### Stated exercise
Copy out all lines that carry the word "Dollar".

### Extracted material
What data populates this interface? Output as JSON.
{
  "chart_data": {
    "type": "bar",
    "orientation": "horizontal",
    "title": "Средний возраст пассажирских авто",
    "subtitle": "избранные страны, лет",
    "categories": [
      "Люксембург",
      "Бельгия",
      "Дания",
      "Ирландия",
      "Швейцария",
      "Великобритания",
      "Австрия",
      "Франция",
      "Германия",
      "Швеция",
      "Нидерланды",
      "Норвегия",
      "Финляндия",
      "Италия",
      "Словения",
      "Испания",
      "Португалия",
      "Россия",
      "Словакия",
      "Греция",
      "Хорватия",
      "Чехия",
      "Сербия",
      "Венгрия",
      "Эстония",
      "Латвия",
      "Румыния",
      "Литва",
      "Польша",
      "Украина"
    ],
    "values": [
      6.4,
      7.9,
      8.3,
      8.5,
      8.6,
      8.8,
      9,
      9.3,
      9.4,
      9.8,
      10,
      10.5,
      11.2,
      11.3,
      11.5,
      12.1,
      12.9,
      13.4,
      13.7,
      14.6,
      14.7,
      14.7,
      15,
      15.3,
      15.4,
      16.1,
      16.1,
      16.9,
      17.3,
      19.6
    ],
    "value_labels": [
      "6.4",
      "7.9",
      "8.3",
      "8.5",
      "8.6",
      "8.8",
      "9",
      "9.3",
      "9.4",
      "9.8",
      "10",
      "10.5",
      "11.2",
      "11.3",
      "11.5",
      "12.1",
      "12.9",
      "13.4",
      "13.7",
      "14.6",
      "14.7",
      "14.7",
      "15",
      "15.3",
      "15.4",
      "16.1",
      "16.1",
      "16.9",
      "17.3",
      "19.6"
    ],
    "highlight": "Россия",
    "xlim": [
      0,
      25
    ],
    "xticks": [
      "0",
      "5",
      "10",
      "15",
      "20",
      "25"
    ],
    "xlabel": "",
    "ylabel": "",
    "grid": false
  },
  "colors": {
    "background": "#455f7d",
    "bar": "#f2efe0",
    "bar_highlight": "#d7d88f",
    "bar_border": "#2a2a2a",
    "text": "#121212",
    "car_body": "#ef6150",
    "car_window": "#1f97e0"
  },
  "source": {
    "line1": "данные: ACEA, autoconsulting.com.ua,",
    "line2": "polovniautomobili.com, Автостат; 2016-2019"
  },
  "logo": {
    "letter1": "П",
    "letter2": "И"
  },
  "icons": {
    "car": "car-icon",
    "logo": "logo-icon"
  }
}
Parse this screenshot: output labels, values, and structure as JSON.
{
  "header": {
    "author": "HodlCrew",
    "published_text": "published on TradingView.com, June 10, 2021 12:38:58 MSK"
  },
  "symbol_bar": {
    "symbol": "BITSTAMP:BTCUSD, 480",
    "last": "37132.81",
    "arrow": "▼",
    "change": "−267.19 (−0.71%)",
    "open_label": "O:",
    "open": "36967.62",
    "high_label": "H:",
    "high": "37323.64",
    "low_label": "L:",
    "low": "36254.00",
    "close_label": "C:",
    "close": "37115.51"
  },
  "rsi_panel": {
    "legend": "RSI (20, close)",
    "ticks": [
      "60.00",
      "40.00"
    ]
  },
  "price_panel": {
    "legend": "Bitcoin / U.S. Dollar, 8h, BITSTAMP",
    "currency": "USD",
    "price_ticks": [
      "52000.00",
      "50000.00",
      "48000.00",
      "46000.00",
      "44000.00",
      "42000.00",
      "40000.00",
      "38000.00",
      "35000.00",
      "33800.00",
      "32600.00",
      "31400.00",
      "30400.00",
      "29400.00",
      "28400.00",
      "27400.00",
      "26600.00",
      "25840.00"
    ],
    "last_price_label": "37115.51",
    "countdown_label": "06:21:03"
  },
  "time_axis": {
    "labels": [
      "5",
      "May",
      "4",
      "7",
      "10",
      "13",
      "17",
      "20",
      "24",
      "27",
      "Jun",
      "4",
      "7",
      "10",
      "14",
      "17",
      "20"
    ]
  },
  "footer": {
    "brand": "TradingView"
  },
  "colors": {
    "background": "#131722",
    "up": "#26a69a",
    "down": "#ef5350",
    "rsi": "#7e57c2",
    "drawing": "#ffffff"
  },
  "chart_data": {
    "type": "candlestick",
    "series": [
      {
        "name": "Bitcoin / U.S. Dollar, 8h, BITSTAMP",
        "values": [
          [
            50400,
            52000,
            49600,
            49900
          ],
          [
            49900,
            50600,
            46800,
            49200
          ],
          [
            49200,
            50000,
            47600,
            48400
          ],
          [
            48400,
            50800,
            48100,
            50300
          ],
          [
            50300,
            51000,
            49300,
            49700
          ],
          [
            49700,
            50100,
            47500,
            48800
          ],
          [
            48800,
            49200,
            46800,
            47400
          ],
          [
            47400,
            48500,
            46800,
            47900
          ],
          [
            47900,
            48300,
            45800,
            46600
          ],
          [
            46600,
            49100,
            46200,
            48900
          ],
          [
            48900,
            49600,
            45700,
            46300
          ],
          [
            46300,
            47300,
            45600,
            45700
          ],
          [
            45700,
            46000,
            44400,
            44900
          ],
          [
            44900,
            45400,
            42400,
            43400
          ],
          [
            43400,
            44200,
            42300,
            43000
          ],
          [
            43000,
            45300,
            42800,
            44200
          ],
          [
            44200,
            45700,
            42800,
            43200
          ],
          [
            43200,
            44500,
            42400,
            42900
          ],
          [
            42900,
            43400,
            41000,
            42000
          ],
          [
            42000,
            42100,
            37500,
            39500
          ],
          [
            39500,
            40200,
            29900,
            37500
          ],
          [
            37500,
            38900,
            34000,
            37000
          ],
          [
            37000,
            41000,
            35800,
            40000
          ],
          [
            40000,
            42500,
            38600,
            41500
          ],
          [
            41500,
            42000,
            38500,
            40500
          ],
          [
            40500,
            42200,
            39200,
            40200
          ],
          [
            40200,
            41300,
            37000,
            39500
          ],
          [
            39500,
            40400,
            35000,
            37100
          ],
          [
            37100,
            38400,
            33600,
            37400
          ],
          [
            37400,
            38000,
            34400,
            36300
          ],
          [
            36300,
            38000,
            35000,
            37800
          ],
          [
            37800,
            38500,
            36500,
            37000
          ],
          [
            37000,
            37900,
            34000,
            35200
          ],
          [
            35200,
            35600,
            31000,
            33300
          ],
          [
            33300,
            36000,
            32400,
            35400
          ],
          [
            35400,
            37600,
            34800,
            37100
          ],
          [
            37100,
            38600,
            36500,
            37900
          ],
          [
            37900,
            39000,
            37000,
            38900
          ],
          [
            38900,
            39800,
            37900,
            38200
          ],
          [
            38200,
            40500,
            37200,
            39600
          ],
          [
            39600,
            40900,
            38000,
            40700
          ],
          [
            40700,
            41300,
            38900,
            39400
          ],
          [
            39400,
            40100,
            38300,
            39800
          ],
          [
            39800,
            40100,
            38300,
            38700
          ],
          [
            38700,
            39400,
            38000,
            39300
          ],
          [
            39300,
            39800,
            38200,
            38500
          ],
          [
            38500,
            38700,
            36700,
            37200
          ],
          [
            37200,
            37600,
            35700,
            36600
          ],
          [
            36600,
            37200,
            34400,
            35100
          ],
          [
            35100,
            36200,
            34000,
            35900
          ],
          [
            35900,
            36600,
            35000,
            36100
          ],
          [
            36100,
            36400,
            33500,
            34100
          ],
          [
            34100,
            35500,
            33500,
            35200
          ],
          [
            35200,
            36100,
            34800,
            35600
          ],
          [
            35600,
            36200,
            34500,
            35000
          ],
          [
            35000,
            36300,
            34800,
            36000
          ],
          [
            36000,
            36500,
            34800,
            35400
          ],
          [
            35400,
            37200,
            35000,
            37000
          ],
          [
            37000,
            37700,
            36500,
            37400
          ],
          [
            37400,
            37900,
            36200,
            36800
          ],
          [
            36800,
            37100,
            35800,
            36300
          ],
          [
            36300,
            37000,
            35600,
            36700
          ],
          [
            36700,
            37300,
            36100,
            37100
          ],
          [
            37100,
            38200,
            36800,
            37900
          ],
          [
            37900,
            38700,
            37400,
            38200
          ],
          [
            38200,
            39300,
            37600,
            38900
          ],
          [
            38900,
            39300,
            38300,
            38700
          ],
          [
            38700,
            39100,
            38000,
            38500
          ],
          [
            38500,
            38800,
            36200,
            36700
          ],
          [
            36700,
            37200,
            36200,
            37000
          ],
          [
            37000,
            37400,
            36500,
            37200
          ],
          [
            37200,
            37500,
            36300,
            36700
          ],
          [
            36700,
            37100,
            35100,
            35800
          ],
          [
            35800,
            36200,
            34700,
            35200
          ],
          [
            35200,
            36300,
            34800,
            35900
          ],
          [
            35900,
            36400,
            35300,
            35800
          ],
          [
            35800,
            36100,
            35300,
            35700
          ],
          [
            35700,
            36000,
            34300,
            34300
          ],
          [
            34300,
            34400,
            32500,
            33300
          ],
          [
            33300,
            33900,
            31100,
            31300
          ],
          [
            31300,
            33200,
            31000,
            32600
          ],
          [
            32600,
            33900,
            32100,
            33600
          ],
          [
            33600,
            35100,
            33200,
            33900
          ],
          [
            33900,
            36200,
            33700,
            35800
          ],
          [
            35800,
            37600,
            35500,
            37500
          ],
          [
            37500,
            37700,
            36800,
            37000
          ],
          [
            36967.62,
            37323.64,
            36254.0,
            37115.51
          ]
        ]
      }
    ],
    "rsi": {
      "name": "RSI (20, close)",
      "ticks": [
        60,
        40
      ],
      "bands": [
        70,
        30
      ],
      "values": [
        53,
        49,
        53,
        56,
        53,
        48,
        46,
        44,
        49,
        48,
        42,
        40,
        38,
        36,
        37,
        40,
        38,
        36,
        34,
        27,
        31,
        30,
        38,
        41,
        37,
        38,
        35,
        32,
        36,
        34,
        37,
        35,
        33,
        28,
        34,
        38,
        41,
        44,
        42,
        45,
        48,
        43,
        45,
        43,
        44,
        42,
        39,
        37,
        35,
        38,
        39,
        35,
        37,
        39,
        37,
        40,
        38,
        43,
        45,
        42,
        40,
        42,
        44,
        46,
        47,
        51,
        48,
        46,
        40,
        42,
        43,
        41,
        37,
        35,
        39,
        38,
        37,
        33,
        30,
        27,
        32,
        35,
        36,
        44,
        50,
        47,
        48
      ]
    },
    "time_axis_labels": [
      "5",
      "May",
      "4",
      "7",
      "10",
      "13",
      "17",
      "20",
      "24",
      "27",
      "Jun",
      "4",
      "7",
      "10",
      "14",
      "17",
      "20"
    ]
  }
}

### Response to this exercise
    "legend": "Bitcoin / U.S. Dollar, 8h, BITSTAMP",
        "name": "Bitcoin / U.S. Dollar, 8h, BITSTAMP",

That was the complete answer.